What is needed: Retype the data that follows line by line, exactly, and leave its pictures out.

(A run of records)
___

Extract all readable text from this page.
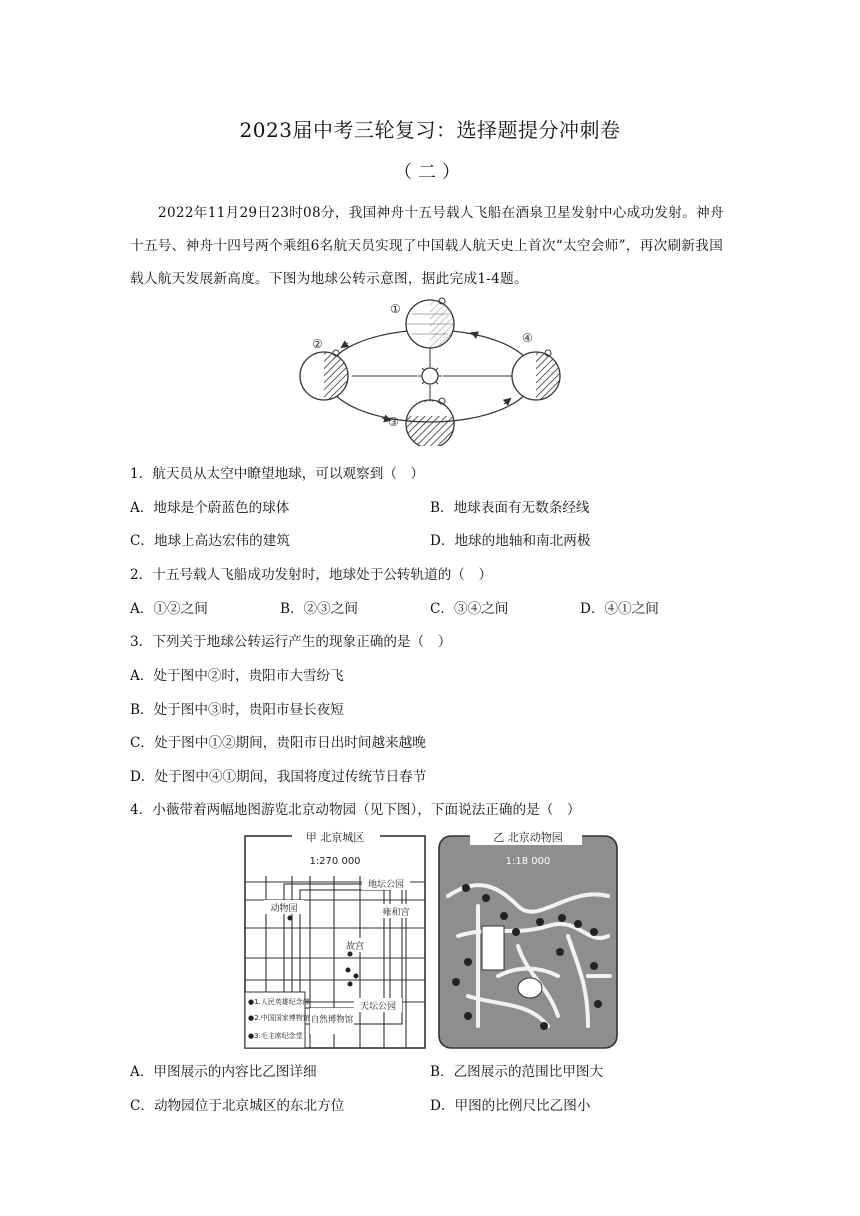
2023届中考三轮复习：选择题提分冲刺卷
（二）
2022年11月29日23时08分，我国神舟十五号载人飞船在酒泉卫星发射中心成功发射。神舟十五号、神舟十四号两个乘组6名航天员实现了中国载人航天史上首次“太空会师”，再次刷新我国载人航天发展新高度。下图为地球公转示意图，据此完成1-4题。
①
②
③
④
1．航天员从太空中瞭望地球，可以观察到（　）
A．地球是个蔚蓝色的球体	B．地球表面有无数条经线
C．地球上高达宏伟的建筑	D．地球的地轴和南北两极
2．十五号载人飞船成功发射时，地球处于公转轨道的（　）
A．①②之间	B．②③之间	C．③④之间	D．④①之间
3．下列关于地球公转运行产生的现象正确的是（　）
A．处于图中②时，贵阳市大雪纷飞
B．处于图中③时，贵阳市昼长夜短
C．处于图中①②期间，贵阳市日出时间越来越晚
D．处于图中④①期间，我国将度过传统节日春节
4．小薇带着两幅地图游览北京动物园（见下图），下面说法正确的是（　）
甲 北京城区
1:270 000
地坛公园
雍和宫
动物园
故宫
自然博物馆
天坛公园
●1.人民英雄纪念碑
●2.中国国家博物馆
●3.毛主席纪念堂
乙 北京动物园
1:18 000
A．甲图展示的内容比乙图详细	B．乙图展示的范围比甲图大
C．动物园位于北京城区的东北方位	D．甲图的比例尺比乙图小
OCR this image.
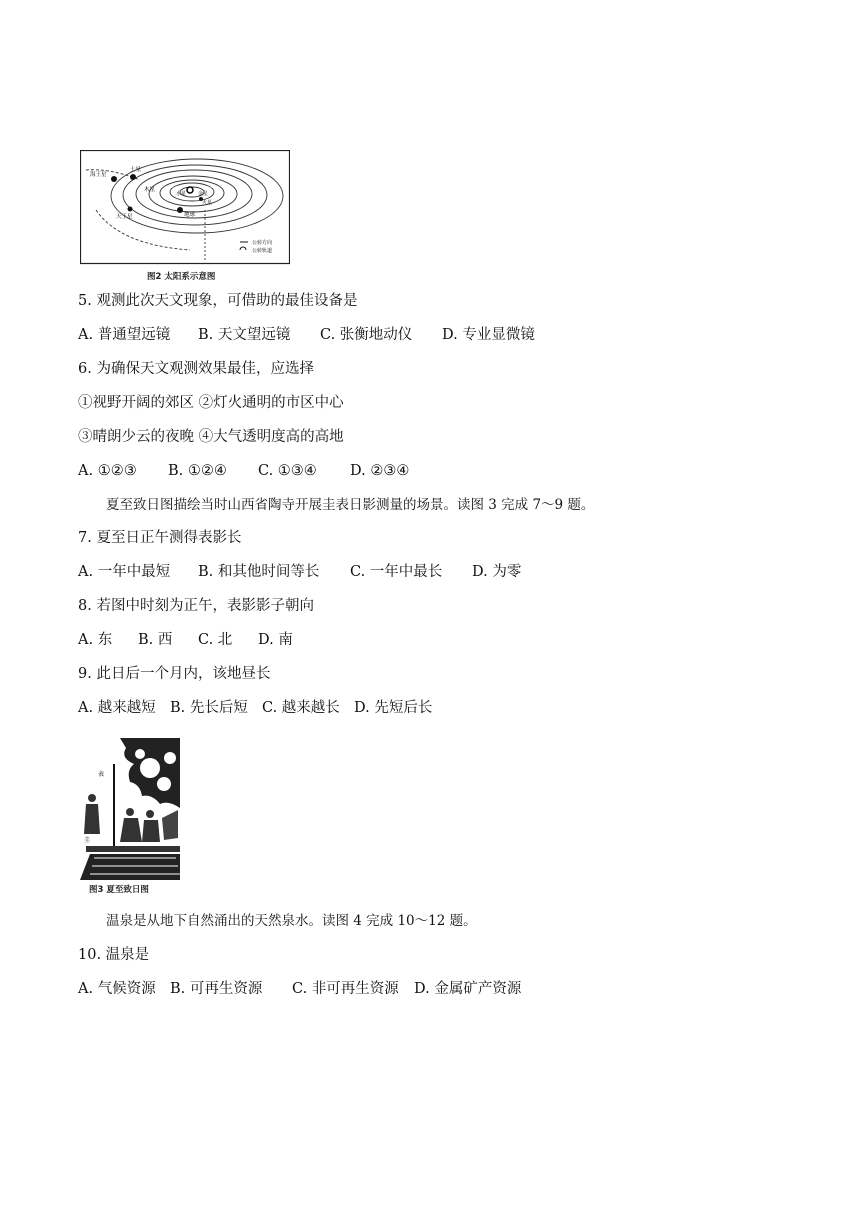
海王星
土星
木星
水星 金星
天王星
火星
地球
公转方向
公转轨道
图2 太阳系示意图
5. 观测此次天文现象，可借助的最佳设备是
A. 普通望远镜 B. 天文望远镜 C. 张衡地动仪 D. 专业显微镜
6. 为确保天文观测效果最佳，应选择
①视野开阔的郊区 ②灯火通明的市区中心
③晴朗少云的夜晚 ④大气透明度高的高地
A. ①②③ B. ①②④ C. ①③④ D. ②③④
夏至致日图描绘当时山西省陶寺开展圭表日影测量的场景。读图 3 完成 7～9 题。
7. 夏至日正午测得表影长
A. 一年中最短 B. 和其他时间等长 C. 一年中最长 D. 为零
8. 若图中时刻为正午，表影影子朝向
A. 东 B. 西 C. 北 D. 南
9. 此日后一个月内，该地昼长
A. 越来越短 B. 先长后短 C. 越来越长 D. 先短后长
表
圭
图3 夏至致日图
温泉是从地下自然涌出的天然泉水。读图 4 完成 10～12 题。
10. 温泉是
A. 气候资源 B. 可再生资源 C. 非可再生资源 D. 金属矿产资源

___

Result for this task:
Extract all readable text from this page.
2023届中考三轮复习：选择题提分冲刺卷
（二）
2022年11月29日23时08分，我国神舟十五号载人飞船在酒泉卫星发射中心成功发射。神舟十五号、神舟十四号两个乘组6名航天员实现了中国载人航天史上首次“太空会师”，再次刷新我国载人航天发展新高度。下图为地球公转示意图，据此完成1-4题。
①
②
③
④
1．航天员从太空中瞭望地球，可以观察到（　）
A．地球是个蔚蓝色的球体	B．地球表面有无数条经线
C．地球上高达宏伟的建筑	D．地球的地轴和南北两极
2．十五号载人飞船成功发射时，地球处于公转轨道的（　）
A．①②之间	B．②③之间	C．③④之间	D．④①之间
3．下列关于地球公转运行产生的现象正确的是（　）
A．处于图中②时，贵阳市大雪纷飞
B．处于图中③时，贵阳市昼长夜短
C．处于图中①②期间，贵阳市日出时间越来越晚
D．处于图中④①期间，我国将度过传统节日春节
4．小薇带着两幅地图游览北京动物园（见下图），下面说法正确的是（　）
甲 北京城区
1:270 000
地坛公园
雍和宫
动物园
故宫
自然博物馆
天坛公园
●1.人民英雄纪念碑
●2.中国国家博物馆
●3.毛主席纪念堂
乙 北京动物园
1:18 000
A．甲图展示的内容比乙图详细	B．乙图展示的范围比甲图大
C．动物园位于北京城区的东北方位	D．甲图的比例尺比乙图小
OCR this image.
海王星
土星
木星
水星 金星
天王星
火星
地球
公转方向
公转轨道
图2 太阳系示意图
5. 观测此次天文现象，可借助的最佳设备是
A. 普通望远镜 B. 天文望远镜 C. 张衡地动仪 D. 专业显微镜
6. 为确保天文观测效果最佳，应选择
①视野开阔的郊区 ②灯火通明的市区中心
③晴朗少云的夜晚 ④大气透明度高的高地
A. ①②③ B. ①②④ C. ①③④ D. ②③④
夏至致日图描绘当时山西省陶寺开展圭表日影测量的场景。读图 3 完成 7～9 题。
7. 夏至日正午测得表影长
A. 一年中最短 B. 和其他时间等长 C. 一年中最长 D. 为零
8. 若图中时刻为正午，表影影子朝向
A. 东 B. 西 C. 北 D. 南
9. 此日后一个月内，该地昼长
A. 越来越短 B. 先长后短 C. 越来越长 D. 先短后长
表
圭
图3 夏至致日图
温泉是从地下自然涌出的天然泉水。读图 4 完成 10～12 题。
10. 温泉是
A. 气候资源 B. 可再生资源 C. 非可再生资源 D. 金属矿产资源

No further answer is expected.